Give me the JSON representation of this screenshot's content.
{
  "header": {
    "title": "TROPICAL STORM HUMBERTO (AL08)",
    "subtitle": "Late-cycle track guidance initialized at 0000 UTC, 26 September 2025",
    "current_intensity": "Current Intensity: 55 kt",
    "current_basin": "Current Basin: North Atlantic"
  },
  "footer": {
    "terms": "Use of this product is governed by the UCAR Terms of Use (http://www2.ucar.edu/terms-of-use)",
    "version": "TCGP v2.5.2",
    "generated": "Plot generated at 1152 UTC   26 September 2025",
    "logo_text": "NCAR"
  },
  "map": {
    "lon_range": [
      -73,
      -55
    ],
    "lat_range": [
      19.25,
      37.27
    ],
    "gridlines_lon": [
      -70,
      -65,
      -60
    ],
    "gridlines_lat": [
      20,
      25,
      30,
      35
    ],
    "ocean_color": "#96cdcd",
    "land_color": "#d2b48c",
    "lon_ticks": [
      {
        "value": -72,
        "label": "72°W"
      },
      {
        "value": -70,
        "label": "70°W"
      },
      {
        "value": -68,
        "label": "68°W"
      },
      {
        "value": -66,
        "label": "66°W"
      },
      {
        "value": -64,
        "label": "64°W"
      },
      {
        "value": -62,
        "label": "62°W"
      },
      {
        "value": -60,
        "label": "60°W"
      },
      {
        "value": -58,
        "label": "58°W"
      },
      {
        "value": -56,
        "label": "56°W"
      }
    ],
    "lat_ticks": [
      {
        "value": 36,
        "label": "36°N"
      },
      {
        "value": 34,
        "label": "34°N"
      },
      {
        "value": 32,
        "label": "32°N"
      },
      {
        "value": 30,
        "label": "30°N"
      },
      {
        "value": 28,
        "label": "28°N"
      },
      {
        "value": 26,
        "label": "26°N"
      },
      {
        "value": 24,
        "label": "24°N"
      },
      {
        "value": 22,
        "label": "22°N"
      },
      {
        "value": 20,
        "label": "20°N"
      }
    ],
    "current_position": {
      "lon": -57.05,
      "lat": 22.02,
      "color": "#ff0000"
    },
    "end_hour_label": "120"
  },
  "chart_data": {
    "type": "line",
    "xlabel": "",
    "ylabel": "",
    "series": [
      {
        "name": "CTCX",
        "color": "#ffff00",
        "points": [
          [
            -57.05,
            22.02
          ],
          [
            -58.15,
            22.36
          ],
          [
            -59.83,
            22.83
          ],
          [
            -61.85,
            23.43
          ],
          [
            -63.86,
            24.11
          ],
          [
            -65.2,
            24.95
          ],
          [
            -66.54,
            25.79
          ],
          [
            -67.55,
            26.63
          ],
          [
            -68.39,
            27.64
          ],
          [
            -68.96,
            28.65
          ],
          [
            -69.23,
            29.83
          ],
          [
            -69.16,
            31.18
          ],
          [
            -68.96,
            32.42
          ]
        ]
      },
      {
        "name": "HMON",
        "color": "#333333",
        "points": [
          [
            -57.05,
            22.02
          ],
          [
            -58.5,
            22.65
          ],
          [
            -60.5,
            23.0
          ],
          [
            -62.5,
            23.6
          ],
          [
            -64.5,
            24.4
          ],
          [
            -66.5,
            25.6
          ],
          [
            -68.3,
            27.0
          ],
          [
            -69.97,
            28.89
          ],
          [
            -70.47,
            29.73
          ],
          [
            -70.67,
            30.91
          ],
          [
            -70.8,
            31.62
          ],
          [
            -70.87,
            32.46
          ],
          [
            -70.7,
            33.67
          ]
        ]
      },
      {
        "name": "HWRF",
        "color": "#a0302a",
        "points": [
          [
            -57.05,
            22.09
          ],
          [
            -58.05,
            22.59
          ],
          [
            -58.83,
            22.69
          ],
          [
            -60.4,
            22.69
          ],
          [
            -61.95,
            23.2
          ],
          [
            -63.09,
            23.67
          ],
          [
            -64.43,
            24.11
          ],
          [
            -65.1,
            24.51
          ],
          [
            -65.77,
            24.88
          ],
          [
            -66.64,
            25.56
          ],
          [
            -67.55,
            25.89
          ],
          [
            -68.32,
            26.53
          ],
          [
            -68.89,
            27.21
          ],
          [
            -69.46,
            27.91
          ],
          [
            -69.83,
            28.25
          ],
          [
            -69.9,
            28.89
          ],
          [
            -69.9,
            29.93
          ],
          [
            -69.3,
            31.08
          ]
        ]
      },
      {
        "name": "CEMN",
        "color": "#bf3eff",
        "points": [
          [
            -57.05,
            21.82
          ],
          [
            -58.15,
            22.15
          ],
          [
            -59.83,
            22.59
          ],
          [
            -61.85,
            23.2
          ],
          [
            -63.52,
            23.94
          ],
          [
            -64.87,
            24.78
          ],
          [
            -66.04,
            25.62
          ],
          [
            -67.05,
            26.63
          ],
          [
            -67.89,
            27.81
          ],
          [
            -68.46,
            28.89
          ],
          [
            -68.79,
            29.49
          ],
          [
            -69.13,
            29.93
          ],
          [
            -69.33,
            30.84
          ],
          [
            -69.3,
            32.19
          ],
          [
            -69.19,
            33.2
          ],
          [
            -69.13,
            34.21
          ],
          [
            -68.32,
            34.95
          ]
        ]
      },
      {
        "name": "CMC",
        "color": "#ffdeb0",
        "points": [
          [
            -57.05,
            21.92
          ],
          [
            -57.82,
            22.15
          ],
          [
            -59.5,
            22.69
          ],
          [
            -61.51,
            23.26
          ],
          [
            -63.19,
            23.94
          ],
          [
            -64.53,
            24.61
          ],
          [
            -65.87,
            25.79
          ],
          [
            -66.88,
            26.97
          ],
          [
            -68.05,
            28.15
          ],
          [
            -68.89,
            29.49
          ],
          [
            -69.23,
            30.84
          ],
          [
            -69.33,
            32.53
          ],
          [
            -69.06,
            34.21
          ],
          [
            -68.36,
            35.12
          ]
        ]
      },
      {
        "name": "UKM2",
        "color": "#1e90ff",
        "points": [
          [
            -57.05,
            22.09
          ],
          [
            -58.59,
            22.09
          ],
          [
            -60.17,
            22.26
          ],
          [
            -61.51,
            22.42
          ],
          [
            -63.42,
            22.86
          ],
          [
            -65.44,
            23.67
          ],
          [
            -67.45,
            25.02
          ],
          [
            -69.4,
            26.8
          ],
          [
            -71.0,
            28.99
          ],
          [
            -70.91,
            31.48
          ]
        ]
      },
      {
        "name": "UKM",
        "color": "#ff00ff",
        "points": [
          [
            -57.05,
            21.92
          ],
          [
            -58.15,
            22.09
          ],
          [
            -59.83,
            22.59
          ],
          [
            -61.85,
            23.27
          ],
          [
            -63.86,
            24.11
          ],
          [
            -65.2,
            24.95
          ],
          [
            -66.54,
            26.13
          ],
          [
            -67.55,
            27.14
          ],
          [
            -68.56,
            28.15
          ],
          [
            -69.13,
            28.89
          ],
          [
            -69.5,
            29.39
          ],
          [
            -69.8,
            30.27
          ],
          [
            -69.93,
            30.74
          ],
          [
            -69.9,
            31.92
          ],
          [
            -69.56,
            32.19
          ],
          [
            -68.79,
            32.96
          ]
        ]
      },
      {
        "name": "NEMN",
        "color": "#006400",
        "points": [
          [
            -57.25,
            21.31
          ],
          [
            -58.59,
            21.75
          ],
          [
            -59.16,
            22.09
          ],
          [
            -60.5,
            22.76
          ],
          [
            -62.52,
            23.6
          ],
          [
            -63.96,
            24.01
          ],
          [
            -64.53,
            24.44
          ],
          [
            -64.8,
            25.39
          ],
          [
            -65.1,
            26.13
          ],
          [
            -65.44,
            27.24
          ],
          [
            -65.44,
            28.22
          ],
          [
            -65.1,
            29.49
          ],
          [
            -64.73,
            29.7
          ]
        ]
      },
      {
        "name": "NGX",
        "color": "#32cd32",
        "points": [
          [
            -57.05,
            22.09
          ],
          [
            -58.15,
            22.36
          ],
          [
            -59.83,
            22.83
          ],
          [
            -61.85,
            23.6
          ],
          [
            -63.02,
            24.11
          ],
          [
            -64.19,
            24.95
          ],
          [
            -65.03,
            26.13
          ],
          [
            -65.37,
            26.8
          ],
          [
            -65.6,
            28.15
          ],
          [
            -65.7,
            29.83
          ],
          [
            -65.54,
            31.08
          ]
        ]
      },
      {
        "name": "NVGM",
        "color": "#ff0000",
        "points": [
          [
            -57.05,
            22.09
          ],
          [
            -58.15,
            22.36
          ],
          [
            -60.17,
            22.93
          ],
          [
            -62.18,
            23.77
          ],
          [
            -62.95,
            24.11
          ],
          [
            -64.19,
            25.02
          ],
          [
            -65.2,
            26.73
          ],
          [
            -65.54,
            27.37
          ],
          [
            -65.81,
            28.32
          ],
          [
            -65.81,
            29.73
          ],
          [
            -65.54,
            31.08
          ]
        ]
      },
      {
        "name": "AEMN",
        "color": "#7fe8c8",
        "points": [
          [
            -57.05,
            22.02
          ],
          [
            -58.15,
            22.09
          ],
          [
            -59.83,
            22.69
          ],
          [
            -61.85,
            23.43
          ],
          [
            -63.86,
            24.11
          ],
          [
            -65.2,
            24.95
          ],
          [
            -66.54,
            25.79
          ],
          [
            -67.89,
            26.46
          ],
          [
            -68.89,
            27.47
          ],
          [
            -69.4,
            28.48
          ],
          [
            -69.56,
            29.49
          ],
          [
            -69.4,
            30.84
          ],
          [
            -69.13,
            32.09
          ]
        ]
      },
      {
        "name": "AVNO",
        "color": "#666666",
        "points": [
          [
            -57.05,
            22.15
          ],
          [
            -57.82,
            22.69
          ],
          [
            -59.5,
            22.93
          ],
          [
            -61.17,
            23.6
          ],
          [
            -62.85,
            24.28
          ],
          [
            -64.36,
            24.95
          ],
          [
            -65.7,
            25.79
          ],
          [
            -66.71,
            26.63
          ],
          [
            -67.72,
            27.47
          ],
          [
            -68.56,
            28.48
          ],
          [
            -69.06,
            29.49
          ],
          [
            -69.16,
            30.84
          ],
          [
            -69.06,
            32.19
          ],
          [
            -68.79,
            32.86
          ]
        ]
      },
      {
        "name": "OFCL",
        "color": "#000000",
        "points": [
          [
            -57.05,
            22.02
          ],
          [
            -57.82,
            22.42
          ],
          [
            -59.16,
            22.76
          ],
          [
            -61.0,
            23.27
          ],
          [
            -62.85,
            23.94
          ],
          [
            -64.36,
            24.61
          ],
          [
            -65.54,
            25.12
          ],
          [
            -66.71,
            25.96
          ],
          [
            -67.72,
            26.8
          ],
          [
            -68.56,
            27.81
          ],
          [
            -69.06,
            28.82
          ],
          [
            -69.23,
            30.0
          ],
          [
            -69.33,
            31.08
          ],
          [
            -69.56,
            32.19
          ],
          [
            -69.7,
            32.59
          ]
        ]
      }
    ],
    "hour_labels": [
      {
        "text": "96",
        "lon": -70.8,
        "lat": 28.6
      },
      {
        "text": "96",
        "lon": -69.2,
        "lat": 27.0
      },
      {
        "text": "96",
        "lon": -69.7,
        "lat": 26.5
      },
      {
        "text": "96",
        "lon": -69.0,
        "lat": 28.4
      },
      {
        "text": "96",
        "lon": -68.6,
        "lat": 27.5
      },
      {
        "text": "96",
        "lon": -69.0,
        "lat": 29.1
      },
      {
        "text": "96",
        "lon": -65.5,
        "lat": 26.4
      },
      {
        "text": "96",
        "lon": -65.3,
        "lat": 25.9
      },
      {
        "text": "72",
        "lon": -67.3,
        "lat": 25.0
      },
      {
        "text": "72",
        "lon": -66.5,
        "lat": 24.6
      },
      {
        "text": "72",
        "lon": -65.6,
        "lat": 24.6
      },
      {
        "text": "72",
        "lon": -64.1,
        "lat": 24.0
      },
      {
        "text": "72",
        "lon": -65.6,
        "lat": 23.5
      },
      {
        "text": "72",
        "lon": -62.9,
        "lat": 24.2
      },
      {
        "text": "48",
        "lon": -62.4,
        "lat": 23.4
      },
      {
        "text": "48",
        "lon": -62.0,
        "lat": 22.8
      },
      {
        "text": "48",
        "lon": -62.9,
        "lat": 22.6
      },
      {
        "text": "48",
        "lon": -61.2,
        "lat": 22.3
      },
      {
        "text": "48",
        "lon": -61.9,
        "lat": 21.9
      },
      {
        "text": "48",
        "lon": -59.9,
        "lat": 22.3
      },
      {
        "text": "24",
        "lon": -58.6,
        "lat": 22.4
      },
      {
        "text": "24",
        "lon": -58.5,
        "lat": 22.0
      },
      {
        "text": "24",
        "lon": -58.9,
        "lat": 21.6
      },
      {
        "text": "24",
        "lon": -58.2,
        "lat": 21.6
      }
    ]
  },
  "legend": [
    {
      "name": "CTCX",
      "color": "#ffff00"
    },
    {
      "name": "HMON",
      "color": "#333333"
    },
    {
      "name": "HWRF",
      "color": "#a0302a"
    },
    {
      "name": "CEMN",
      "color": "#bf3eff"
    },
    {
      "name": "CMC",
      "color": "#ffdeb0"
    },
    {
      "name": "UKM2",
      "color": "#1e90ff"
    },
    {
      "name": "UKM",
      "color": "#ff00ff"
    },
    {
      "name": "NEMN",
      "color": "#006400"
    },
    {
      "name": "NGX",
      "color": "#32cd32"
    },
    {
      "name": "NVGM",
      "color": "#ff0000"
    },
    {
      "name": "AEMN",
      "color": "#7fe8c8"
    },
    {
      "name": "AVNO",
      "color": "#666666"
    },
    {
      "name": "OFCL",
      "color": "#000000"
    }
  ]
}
━━━━━━
■ Written instruction: From the entries above, return each line with the word "this" in it.

■ Completed exercise:
Give me the JSON representation of this screenshot's content.
    "terms": "Use of this product is governed by the UCAR Terms of Use (http://www2.ucar.edu/terms-of-use)",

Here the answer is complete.